• _To do_
From the records below, pull each line that has "CFTC".

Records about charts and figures
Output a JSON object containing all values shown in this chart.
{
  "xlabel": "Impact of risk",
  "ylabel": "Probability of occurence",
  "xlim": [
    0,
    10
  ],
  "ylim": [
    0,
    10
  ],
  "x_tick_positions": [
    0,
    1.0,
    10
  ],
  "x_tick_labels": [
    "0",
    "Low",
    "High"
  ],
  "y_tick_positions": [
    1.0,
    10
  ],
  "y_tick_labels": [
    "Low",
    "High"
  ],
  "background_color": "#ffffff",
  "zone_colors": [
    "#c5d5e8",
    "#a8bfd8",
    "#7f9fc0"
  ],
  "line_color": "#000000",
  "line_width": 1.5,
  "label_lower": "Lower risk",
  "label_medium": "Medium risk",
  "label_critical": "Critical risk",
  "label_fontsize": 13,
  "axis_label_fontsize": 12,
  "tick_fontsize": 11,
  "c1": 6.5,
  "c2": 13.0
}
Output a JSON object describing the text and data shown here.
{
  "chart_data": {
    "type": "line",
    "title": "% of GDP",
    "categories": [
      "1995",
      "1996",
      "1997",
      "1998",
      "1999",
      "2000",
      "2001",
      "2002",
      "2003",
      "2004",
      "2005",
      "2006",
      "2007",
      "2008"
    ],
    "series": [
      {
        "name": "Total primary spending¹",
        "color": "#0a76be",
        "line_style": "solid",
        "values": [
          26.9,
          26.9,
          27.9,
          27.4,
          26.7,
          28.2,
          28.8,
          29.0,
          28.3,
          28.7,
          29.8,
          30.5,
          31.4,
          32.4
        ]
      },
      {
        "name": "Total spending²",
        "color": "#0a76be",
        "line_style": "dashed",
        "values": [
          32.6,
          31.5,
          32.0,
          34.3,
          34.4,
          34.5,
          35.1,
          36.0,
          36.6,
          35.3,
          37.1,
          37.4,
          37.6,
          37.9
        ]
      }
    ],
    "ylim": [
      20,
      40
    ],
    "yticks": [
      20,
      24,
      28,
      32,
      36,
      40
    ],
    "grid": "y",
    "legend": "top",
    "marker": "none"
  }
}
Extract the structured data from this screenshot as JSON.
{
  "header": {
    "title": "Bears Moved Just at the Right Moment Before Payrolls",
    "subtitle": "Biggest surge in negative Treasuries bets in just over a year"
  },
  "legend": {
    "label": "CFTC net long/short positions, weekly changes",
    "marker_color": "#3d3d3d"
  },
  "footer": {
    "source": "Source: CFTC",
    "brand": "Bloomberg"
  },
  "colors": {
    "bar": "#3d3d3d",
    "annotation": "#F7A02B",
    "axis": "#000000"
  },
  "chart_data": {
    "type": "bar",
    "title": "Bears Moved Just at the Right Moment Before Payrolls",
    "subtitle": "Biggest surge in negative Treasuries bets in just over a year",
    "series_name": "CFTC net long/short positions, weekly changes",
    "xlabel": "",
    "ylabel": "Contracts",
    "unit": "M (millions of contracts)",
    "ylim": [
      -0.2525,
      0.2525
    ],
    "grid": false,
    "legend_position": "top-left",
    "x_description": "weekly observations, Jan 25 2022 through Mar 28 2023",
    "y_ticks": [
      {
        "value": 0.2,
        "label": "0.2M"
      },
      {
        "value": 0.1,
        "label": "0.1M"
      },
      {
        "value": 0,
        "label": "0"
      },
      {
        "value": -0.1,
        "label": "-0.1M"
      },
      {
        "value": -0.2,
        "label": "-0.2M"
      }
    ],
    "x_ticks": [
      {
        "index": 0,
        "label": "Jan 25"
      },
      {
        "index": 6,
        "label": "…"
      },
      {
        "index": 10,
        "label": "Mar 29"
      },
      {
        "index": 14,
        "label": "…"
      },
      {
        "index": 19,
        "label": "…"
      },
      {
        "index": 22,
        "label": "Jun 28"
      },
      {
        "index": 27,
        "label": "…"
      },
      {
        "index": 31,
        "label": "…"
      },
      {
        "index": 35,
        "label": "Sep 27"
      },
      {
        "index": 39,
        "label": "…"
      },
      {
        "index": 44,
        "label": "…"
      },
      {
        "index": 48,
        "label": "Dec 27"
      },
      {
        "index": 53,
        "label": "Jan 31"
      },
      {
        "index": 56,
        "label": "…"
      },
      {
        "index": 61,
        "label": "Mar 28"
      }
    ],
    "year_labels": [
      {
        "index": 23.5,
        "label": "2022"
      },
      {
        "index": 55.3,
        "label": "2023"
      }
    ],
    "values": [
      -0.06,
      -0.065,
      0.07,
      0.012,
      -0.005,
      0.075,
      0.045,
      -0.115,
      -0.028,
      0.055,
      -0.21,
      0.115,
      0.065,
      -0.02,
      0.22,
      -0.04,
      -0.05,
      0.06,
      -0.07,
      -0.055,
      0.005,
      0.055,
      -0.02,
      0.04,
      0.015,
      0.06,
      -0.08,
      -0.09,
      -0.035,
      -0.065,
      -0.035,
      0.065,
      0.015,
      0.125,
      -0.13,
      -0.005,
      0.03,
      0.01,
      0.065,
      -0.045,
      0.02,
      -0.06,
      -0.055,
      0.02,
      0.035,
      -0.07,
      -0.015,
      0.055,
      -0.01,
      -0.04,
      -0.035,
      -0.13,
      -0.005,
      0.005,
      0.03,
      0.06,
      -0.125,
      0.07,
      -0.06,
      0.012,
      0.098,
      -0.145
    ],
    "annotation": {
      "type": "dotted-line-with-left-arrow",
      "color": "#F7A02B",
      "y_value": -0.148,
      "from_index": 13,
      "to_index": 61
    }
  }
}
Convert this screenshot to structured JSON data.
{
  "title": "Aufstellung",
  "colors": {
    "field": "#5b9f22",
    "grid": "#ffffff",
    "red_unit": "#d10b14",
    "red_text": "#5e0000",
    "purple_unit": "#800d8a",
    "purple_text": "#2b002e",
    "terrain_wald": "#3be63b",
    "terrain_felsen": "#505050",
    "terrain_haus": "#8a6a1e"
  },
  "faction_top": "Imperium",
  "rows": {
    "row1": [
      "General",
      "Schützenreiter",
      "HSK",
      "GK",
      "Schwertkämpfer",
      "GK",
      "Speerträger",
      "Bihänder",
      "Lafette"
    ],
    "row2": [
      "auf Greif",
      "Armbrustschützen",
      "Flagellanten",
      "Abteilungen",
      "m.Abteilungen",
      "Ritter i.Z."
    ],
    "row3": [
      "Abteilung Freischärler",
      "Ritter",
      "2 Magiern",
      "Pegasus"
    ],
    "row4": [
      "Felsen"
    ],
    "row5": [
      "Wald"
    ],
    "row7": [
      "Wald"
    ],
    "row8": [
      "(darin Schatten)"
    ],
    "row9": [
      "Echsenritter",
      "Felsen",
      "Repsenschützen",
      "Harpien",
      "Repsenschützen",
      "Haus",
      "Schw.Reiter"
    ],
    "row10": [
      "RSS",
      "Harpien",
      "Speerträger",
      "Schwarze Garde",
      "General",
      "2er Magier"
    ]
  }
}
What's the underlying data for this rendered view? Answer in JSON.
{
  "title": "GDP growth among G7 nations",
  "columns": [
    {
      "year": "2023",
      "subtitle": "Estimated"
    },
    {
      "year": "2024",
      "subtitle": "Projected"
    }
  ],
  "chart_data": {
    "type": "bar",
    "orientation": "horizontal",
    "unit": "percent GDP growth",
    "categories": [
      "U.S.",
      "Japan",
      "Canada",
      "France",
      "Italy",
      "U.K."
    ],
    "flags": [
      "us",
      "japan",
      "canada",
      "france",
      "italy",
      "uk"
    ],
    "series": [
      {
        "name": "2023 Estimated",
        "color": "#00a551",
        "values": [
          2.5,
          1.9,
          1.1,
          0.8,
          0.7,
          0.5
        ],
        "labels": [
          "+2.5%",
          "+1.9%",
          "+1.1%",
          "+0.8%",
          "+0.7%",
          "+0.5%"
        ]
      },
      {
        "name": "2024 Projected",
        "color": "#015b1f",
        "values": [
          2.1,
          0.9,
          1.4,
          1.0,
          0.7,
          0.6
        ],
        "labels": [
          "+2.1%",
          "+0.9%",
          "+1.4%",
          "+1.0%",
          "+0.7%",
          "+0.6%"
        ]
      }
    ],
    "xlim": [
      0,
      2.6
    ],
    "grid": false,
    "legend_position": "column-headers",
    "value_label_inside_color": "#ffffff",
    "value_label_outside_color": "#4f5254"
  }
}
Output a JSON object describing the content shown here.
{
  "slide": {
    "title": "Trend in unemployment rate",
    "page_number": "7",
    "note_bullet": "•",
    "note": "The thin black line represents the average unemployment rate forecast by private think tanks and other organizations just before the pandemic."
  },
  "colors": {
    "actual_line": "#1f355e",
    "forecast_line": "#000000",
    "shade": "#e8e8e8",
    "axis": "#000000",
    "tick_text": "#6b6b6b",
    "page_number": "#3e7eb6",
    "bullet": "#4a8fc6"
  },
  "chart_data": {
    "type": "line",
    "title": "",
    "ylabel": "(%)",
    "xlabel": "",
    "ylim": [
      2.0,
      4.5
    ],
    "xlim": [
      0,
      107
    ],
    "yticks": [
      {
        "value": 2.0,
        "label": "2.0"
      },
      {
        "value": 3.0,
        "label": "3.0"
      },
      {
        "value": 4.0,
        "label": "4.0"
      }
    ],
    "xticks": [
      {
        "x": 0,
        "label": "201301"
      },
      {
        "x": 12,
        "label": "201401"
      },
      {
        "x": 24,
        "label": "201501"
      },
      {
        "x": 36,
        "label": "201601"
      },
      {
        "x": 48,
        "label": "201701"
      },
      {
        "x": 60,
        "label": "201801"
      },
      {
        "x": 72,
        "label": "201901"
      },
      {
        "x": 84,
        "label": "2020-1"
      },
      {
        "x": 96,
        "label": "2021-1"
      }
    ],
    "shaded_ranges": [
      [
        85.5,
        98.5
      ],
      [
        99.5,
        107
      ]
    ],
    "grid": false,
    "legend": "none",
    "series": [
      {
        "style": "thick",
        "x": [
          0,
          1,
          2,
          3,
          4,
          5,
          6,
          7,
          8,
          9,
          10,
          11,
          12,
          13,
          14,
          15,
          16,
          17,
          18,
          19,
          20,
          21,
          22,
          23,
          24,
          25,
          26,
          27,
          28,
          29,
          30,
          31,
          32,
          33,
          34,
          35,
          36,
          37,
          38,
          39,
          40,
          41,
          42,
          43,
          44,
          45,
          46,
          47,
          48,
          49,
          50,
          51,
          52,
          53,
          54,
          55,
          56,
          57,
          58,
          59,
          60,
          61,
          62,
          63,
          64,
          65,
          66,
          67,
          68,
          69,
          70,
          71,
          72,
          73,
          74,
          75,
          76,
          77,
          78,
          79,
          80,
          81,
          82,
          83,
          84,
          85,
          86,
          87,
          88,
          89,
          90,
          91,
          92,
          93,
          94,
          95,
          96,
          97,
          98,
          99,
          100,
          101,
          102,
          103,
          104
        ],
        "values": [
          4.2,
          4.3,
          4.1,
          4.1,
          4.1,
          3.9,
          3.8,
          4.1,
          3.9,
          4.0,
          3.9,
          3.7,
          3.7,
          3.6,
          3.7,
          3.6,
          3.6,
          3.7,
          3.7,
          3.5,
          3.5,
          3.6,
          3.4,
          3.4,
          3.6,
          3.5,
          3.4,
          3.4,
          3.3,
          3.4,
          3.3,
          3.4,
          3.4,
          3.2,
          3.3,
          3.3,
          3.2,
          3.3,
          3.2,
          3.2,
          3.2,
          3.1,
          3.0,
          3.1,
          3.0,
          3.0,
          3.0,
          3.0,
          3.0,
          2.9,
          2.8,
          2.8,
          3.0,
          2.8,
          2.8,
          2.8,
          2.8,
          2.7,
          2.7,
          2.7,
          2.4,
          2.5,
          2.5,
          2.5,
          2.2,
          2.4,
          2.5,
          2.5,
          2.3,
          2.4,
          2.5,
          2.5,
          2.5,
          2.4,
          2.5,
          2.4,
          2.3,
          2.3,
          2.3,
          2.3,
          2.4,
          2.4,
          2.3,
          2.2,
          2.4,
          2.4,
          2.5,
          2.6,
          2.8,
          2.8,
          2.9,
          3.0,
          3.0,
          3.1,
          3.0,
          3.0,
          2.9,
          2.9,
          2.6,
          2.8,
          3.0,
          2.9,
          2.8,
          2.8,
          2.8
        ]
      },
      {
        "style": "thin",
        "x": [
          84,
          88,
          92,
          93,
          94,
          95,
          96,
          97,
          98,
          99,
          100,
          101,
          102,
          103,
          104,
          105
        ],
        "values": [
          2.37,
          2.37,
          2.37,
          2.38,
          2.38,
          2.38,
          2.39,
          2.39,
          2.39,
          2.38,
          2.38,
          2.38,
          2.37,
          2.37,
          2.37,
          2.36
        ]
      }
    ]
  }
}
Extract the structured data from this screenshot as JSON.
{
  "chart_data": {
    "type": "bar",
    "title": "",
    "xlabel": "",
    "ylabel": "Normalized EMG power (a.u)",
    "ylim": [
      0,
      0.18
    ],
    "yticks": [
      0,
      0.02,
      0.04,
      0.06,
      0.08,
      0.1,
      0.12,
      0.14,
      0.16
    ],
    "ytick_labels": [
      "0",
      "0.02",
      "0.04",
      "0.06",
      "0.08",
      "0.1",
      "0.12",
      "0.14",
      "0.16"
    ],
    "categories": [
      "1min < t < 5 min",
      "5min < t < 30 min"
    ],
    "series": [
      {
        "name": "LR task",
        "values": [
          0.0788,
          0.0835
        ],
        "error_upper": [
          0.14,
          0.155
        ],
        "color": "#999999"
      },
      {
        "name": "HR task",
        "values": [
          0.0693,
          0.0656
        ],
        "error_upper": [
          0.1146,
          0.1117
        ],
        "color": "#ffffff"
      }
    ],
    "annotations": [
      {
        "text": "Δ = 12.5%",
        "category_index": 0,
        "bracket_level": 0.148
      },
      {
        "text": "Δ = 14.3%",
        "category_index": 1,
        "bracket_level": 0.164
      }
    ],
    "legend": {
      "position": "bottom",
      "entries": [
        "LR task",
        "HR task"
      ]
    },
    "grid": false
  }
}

• _Exercise answer_
    "label": "CFTC net long/short positions, weekly changes",
    "source": "Source: CFTC",
    "series_name": "CFTC net long/short positions, weekly changes",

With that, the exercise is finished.